EXERCISE PROMPT: Copy each line of the data below with the word "name".

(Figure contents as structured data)
# # # # #
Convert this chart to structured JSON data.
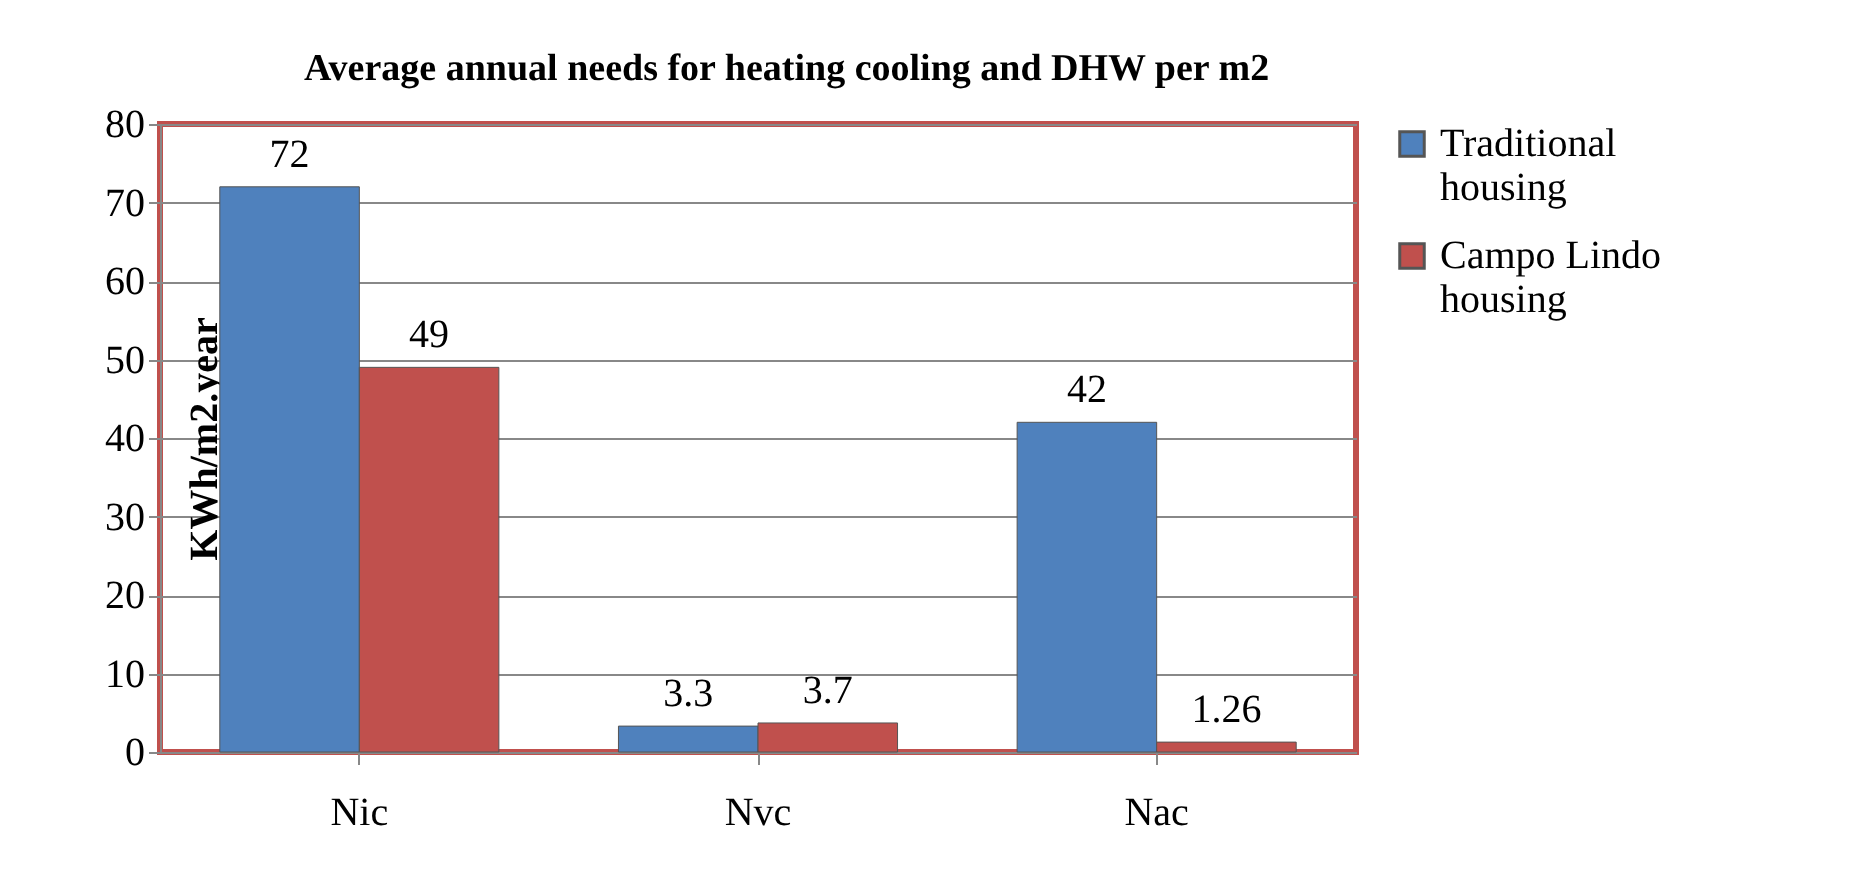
{
  "chart_data": {
    "type": "bar",
    "title": "Average annual needs for heating cooling and DHW per m2",
    "ylabel": "KWh/m2.year",
    "categories": [
      "Nic",
      "Nvc",
      "Nac"
    ],
    "series": [
      {
        "name": "Traditional housing",
        "color": "#4f81bd",
        "values": [
          72,
          3.3,
          42
        ]
      },
      {
        "name": "Campo Lindo housing",
        "color": "#c0504d",
        "values": [
          49,
          3.7,
          1.26
        ]
      }
    ],
    "ylim": [
      0,
      80
    ],
    "yticks": [
      0,
      10,
      20,
      30,
      40,
      50,
      60,
      70,
      80
    ],
    "grid": "y",
    "legend": "right",
    "data_labels": true
  }
}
# # # # #
REPLY:
        "name": "Traditional housing",
        "name": "Campo Lindo housing",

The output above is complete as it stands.